--- Start ---

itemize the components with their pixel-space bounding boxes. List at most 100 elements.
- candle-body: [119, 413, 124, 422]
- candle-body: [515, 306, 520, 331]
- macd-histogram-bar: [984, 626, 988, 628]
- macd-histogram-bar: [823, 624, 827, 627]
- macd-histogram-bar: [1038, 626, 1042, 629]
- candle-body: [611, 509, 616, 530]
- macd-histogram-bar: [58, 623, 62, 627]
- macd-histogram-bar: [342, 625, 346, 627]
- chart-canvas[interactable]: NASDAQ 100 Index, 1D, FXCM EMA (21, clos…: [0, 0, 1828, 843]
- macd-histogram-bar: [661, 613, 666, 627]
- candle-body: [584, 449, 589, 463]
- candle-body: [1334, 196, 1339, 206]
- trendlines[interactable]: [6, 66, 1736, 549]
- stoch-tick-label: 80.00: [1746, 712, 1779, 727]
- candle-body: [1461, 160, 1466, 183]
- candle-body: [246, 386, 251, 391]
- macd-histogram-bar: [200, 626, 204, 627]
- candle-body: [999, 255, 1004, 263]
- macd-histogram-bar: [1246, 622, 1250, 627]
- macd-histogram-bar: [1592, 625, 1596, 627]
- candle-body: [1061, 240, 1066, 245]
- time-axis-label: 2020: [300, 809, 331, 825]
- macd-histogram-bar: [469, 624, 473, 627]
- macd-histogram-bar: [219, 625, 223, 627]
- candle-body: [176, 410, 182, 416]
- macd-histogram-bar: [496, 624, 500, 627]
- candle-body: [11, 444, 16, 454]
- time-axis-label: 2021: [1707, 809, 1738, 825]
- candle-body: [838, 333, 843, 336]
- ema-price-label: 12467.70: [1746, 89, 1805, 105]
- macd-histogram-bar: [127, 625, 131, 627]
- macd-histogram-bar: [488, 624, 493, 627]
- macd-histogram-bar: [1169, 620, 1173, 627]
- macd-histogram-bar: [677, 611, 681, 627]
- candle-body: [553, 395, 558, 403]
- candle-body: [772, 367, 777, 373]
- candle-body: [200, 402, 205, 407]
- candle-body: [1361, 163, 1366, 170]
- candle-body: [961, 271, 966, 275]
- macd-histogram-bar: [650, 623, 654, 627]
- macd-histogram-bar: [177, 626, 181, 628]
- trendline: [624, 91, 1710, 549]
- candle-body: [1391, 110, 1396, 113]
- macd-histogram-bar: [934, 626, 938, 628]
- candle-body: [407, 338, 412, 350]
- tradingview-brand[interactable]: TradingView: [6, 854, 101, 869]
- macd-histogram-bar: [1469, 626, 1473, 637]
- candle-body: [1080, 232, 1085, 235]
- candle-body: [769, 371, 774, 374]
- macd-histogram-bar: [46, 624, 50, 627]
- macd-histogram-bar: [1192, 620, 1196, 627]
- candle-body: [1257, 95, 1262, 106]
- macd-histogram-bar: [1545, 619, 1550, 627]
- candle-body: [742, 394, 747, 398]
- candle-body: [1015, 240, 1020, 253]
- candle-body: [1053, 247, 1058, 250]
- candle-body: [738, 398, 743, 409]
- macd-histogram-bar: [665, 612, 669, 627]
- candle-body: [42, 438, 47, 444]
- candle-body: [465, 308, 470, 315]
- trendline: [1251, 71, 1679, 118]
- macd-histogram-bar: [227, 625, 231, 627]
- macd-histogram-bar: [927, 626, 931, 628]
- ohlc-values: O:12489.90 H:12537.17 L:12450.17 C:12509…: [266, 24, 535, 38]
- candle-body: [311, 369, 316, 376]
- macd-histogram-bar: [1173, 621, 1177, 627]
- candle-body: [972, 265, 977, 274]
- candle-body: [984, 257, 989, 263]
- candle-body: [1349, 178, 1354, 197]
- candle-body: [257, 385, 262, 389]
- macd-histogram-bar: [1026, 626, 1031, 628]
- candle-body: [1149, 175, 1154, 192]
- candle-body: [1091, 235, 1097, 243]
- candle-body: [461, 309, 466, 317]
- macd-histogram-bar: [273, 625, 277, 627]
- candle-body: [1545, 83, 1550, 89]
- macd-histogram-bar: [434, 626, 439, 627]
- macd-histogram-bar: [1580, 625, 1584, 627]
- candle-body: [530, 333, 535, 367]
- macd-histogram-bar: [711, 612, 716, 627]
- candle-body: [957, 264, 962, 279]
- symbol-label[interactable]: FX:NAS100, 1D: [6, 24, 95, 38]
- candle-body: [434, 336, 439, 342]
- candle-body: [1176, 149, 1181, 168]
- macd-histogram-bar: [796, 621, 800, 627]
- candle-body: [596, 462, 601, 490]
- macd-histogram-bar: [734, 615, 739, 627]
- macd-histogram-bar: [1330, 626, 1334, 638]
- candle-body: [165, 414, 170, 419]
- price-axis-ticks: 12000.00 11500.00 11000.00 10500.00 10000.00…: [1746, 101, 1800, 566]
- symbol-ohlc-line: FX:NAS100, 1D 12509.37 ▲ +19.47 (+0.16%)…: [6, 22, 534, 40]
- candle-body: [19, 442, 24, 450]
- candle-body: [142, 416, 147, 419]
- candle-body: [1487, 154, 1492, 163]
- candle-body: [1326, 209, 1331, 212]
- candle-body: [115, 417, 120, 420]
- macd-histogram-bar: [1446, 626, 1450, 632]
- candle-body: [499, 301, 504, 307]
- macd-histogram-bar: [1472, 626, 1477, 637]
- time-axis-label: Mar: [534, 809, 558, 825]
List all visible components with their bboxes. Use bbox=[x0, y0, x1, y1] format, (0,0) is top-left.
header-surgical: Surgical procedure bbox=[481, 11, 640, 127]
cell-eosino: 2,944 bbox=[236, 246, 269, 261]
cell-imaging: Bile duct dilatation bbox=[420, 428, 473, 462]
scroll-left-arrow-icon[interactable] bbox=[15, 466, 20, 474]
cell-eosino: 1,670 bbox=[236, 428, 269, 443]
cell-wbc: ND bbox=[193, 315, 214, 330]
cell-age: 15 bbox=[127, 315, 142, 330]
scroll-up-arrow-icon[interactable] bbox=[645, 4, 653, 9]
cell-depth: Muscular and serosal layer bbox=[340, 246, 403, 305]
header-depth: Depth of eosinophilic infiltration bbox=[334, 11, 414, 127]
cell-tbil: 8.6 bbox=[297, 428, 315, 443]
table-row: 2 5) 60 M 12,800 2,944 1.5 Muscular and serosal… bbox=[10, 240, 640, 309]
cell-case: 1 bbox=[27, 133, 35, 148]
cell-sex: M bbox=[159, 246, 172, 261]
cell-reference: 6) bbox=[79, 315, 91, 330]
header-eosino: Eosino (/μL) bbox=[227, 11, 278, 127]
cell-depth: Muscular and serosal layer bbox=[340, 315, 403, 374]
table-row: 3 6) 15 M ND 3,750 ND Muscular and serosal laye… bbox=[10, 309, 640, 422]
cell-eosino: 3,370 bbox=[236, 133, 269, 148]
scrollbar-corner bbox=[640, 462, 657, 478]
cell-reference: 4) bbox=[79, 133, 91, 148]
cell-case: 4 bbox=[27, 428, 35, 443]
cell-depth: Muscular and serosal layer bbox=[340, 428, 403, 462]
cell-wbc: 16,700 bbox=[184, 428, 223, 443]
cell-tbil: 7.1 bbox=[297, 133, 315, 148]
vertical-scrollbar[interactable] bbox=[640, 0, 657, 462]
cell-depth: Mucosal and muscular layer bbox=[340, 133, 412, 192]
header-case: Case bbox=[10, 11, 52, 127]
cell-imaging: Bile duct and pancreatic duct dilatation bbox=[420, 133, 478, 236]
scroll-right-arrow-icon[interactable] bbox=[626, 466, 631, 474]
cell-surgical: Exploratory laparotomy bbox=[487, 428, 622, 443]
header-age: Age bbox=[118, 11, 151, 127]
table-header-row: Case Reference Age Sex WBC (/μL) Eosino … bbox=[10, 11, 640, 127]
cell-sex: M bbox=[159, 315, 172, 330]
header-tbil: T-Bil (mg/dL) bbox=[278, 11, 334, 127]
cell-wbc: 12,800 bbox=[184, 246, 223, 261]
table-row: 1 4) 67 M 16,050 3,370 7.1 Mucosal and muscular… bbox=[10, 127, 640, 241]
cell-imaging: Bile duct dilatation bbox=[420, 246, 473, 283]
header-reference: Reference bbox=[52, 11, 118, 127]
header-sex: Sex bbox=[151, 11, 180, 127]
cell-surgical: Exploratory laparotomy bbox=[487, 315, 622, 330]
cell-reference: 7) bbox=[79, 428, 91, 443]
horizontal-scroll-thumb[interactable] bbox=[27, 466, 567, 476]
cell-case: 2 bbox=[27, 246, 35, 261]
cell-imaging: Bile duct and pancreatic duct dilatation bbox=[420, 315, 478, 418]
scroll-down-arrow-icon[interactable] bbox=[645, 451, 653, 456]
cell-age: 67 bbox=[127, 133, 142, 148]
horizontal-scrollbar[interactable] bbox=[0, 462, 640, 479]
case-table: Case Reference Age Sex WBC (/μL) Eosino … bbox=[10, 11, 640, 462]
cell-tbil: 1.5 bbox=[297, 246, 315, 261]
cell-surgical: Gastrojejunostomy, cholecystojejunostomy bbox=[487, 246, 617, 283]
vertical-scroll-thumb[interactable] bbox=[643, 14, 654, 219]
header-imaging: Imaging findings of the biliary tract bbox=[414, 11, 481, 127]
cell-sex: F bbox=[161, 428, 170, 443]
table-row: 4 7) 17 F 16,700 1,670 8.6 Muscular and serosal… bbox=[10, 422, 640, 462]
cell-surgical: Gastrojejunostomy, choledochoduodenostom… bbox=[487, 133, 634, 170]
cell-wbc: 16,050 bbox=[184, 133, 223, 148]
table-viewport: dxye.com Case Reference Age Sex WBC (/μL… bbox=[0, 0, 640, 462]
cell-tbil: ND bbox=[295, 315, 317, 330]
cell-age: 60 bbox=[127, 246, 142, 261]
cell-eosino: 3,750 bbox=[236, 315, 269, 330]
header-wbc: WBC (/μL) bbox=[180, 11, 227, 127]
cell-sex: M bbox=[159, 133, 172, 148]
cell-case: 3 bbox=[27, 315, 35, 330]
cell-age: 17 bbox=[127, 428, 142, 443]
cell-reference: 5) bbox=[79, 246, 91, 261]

--- End ---

Set down the records unchanged from their first line through the line containing "- candle-body: [1391, 110, 1396, 113]", both ends included.

* [Full solution]
itemize the components with their pixel-space bounding boxes. List at most 100 elements.
- candle-body: [119, 413, 124, 422]
- candle-body: [515, 306, 520, 331]
- macd-histogram-bar: [984, 626, 988, 628]
- macd-histogram-bar: [823, 624, 827, 627]
- macd-histogram-bar: [1038, 626, 1042, 629]
- candle-body: [611, 509, 616, 530]
- macd-histogram-bar: [58, 623, 62, 627]
- macd-histogram-bar: [342, 625, 346, 627]
- chart-canvas[interactable]: NASDAQ 100 Index, 1D, FXCM EMA (21, clos…: [0, 0, 1828, 843]
- macd-histogram-bar: [661, 613, 666, 627]
- candle-body: [584, 449, 589, 463]
- candle-body: [1334, 196, 1339, 206]
- trendlines[interactable]: [6, 66, 1736, 549]
- stoch-tick-label: 80.00: [1746, 712, 1779, 727]
- candle-body: [1461, 160, 1466, 183]
- candle-body: [246, 386, 251, 391]
- macd-histogram-bar: [200, 626, 204, 627]
- candle-body: [999, 255, 1004, 263]
- macd-histogram-bar: [1246, 622, 1250, 627]
- macd-histogram-bar: [1592, 625, 1596, 627]
- candle-body: [1061, 240, 1066, 245]
- time-axis-label: 2020: [300, 809, 331, 825]
- macd-histogram-bar: [469, 624, 473, 627]
- macd-histogram-bar: [219, 625, 223, 627]
- candle-body: [176, 410, 182, 416]
- macd-histogram-bar: [496, 624, 500, 627]
- candle-body: [11, 444, 16, 454]
- time-axis-label: 2021: [1707, 809, 1738, 825]
- candle-body: [838, 333, 843, 336]
- ema-price-label: 12467.70: [1746, 89, 1805, 105]
- macd-histogram-bar: [127, 625, 131, 627]
- macd-histogram-bar: [488, 624, 493, 627]
- macd-histogram-bar: [1169, 620, 1173, 627]
- macd-histogram-bar: [677, 611, 681, 627]
- candle-body: [553, 395, 558, 403]
- candle-body: [772, 367, 777, 373]
- candle-body: [200, 402, 205, 407]
- candle-body: [1361, 163, 1366, 170]
- candle-body: [961, 271, 966, 275]
- macd-histogram-bar: [650, 623, 654, 627]
- macd-histogram-bar: [177, 626, 181, 628]
- trendline: [624, 91, 1710, 549]
- candle-body: [1391, 110, 1396, 113]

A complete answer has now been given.